**TÂCHES À RÉALISER:**
1. Relevez tous les types d'élections que l'extrait sur l'abstention cite comme remportées par l'abstention.
2. Poursuivez l'extrait sur l'abstention électorale à la suite de sa dernière phrase.

**EXTRAIT:**
++++++++

A un an des élections présidentielles en France, la campagne électorale commence. Des candidats se prononcent, certains se réservent, d’autres sont peut-être encore dans l’ombre. Tous vont dans les mois qui viennent défendre un projet, un idéal pour notre société, dans le but de fédérer autour de celui-ci et rallier un maximum d’électeurs à eux.

Mais quel pourcentage des électeurs iront voter ? abstention

Le grand vainqueur des élections européennes, présidentielles, régionales, cantonales, syndicales, c’est l’abstention. Elle augmente inexorablement et progressivement, déjouant les sondages auxquels elle échappe; non candidate et pourtant victorieuse de toute forme d’élection par une masse d’un délégataire du pouvoir à une fonction de représentation.

Que penser de l’abstention ? Peut-on la situer comme l’expression à l’échelle sociétale d’une modification profonde du lien à l’autre ? Comme l’expression de la difficulté pour nos contemporains à trouver  un équilibre identitaire, entre émancipation de toute forme de domination aliénante d’un autre et exercice assumé d’une liberté ?

Du latin abstinere, s’abstenir c’est « s’empêcher de faire quelque chose ». Il s’agit d’un acte volontaire, délibéré ; s’abstenir de voter est l’expression d’une volonté de ne pas être représenté.

Voter pour un représentant c’est donner sa voix, s’en remettre à un autre pour la prise de décisions et leur mise en actes, lui donner un pouvoir sur soi.

Voter est une façon de s’inscrire dans un groupe, et constitue une forme d’effacement identitaire, qui  lie aux autres tout en y aliénant.

Voter c’est restreindre une part de sa liberté, et, en s’en remettant à un autre, accepter une limite.

Voter engage à se soumettre et à s’inscrire dans ces liens qui structurent nos sociétés, organisées depuis leur origine autour du chef, du représentant du Dieu, du roi, de l’élu, figures du pouvoir qui incarnent la condition de l’homme, limité et contraint de se soumettre aux lois de la nature. Depuis des siècles, cette soumission à la Loi qui organise les sociétés humaines ne souffrait pas d’être remise en cause. Le membre du clan, le fidèle, le sujet, ont appris à l’électeur, à l’ouvrier, au citoyen à se soumettre à la loi de tous et à se conformer aux traditions, us et coutumes, usages, au Droit et aux devoirs.

++++++++

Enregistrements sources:
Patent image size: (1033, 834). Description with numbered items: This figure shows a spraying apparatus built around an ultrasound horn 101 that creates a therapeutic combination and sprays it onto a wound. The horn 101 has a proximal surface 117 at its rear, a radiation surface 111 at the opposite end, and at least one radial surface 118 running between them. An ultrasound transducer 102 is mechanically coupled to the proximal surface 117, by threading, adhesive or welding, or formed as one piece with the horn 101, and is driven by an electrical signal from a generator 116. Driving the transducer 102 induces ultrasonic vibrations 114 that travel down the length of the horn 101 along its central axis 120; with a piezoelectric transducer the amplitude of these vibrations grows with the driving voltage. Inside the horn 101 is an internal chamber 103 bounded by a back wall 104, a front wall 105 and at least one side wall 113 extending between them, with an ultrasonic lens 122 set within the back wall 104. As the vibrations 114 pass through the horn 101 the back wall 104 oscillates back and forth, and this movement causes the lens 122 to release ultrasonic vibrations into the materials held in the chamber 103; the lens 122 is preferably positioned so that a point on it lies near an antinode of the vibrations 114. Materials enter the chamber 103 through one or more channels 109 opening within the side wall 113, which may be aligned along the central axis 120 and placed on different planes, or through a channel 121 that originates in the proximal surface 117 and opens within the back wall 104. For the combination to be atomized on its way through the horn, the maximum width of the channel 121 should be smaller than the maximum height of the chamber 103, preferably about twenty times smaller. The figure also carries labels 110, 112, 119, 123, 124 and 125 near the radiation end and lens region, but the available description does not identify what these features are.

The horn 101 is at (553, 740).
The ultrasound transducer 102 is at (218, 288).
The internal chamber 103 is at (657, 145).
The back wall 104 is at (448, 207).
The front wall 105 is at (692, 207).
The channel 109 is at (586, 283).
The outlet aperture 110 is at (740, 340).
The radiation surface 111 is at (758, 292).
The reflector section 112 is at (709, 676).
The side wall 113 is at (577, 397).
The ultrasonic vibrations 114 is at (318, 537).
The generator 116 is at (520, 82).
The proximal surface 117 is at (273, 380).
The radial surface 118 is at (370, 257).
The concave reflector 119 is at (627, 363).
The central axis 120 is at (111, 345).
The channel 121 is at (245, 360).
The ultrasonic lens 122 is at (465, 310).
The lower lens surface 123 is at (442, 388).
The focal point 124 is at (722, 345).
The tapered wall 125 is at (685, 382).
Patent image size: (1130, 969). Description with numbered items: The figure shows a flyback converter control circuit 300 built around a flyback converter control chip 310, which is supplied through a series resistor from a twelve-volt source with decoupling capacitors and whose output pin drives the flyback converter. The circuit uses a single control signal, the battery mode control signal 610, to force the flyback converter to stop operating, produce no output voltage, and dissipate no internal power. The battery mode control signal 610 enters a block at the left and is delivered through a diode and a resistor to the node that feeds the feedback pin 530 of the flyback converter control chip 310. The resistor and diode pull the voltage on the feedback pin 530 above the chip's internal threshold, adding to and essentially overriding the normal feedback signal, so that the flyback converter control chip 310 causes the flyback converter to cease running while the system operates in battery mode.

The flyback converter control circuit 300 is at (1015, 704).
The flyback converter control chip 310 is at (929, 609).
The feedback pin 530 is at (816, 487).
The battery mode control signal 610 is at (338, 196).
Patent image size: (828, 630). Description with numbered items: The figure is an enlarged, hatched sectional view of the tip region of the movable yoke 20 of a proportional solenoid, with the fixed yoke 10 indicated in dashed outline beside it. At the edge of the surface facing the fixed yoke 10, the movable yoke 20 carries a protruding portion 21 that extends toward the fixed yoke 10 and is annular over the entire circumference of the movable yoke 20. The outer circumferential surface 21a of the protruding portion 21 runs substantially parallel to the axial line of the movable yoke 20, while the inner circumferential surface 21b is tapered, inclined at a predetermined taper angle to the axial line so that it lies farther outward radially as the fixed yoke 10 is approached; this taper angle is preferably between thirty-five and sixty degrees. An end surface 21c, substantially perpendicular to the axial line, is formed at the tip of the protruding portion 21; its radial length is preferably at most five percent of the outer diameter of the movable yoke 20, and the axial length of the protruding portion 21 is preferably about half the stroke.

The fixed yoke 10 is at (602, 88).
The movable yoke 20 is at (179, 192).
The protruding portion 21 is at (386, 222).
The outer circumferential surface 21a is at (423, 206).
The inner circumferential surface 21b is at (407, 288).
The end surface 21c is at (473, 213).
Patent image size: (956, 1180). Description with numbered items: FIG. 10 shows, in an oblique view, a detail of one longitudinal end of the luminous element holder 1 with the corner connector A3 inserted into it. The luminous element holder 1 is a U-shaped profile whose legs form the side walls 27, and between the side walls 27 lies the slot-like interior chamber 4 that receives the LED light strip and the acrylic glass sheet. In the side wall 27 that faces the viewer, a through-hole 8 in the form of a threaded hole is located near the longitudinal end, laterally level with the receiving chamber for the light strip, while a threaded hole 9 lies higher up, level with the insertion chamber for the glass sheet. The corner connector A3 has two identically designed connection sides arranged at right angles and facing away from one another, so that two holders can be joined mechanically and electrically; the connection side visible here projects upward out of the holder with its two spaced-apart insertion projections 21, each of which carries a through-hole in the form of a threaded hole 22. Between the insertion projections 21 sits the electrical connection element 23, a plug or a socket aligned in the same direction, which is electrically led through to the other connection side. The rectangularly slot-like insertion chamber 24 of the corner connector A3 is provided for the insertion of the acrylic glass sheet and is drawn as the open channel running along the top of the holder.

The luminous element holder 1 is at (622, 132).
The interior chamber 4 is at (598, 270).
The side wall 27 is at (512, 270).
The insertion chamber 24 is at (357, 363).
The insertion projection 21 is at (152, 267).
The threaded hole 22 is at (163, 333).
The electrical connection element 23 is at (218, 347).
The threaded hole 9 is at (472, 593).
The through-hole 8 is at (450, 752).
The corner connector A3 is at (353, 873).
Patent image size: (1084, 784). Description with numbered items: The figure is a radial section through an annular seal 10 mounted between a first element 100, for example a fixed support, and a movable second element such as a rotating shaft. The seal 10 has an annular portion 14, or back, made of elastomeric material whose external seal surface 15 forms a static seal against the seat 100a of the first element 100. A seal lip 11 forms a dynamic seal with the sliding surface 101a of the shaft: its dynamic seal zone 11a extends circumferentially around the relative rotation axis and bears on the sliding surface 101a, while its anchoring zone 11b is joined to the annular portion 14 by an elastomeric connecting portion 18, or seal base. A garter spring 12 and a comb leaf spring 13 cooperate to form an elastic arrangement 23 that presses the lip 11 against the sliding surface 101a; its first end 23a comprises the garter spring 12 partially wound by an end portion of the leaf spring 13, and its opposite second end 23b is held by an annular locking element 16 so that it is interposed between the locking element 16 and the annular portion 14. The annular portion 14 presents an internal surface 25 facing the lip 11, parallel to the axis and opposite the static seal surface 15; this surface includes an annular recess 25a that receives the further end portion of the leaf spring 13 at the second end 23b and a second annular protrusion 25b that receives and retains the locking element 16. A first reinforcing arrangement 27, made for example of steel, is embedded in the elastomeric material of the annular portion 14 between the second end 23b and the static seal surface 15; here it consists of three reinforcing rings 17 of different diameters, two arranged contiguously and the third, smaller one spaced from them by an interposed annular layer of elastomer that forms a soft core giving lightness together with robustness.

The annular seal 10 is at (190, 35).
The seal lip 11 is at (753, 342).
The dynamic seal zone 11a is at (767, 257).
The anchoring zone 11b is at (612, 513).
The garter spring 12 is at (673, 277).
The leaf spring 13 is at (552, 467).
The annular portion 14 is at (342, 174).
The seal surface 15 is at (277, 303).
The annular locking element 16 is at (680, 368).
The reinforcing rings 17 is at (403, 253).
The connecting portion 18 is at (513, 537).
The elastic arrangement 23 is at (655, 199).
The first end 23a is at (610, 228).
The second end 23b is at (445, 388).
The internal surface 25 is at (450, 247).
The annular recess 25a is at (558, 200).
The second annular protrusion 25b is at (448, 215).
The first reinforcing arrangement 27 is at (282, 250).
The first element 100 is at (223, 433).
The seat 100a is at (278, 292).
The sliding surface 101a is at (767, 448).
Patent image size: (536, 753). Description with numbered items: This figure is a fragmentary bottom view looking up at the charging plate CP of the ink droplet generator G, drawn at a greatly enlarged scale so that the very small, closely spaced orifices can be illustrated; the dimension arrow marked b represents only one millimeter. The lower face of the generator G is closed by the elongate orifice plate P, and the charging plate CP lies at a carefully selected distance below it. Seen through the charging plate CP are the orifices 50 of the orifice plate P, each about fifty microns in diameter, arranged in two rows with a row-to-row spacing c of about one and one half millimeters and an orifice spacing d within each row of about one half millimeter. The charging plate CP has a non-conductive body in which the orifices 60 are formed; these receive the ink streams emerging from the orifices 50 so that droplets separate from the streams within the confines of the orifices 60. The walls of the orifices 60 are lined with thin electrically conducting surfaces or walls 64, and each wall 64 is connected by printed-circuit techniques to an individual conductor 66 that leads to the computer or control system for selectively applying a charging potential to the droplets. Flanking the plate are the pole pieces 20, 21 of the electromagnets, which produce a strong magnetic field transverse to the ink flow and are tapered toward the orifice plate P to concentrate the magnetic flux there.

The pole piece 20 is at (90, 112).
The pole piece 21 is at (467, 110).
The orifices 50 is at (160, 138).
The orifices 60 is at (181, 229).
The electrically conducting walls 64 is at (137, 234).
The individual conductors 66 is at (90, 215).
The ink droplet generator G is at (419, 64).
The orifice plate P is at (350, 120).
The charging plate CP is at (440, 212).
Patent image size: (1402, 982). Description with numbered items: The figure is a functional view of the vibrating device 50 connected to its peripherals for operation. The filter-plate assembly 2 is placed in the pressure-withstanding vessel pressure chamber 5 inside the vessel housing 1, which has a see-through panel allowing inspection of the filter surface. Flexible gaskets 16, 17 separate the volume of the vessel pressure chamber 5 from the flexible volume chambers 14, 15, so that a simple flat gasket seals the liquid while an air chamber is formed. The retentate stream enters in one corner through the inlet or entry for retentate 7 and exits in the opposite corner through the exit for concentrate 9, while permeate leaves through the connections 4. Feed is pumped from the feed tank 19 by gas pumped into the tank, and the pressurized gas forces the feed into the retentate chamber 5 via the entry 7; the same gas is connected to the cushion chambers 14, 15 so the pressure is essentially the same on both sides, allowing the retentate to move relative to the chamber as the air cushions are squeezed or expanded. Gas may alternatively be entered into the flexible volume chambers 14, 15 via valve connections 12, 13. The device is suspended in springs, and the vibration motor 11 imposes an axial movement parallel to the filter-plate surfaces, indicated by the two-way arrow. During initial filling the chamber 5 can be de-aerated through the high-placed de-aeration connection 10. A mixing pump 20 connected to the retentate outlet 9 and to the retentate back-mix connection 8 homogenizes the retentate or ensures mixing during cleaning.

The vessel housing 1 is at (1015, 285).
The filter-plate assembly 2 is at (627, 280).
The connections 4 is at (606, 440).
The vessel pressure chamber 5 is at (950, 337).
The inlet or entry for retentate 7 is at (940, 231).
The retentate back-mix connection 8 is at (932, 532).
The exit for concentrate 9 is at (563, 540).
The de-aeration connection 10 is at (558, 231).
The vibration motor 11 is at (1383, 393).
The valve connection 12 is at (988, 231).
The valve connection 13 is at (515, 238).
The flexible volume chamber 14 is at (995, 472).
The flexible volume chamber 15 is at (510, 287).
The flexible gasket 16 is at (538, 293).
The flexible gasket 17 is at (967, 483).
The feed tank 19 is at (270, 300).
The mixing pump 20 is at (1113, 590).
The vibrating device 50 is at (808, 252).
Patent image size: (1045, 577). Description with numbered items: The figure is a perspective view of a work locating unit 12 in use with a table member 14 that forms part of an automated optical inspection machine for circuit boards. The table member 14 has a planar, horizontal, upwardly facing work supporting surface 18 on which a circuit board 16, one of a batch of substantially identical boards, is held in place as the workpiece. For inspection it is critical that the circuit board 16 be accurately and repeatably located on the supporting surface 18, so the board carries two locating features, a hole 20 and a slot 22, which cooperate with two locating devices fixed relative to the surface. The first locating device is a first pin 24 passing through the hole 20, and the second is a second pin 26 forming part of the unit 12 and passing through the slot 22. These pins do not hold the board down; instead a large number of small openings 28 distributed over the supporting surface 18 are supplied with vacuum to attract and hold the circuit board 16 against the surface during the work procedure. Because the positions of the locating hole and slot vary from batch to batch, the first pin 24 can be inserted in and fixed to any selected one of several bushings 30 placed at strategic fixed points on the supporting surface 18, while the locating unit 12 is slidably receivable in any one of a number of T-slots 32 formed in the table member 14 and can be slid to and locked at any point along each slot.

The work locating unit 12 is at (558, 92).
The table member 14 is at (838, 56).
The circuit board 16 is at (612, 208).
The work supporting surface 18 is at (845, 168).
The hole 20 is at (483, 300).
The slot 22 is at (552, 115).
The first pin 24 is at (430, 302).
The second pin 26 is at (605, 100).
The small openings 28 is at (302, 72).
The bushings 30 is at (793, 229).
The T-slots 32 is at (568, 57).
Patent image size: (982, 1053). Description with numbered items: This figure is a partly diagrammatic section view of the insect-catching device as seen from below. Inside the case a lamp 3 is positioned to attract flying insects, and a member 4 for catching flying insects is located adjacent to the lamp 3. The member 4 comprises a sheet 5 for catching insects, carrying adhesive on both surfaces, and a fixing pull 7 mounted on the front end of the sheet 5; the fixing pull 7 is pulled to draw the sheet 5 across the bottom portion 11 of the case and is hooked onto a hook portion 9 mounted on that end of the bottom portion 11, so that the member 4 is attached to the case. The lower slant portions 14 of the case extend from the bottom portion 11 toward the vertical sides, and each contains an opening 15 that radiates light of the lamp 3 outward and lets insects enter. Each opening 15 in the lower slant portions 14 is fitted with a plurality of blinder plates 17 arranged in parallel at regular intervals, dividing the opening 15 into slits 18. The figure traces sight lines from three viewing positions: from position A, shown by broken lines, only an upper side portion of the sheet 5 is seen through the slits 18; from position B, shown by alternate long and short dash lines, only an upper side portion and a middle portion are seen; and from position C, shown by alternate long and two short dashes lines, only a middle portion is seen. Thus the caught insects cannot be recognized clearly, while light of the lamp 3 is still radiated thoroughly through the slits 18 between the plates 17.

++++++++

**RÉPONSES:**
1. Européennes, présidentielles, régionales, cantonales, syndicales.

2.
C’est au cœur du capitalisme, du développement de la consommation de masse, des progrès scientifiques et techniques, et de l’augmentation concomitante du niveau d’éducation que l’abstention a fait campagne. Un changement en profondeur du rapport de l’individu à l’autre, à la limite, s’est opéré. La consommation de masse a ouvert un champ inouï des possibles qui ne cesse de s’élargir. L’individu acquiert une liberté de tous les jours dans ses choix de consommation et, nonobstant la puissance du marketing, consommer reste un acte dont il est seul décisionnaire et pour lequel il ne doit rendre de compte à personne. D’une certaine façon, consommer est un lieu d’exercice de la liberté, lieu duquel l’autre est absent, seule la bourse y met des limites. Par ailleurs, le développement des technologies vient sans cesse augmenter le pouvoir de l’homme sur la nature. Le progrès des sciences repousse les limites de la vie et de la mort. L’Homme défie la nature et grignote peu à peu les limites qu’elle lui impose.

Cette course au toujours plus entretient l’illusion d’un pouvoir individuel sans cesse augmenté dans lequel les limites de soi sont repoussées dans des confins où elles deviennent inopérantes parce que ce n’est plus l’autre, en tant que représentant de notre propre finitude, qui vient les marquer.

Dès lors, les figures traditionnelles du pouvoir et de l’organisation en société peuvent être questionnées, les traditions refoulées et l’obéissance aux lois de la nature abandonnée. Dans une forme de fantasme de toute puissance enfin réalisé, « je » ne suis plus limité dans mon être et l’autre est à éviter  parce qu’il pourrait venir l’entraver. S’abstenir de voter est, en ce sens, entretenir une forme d’illusion en écho à celle qui s’opère dans notre quotidien depuis plusieurs décennies.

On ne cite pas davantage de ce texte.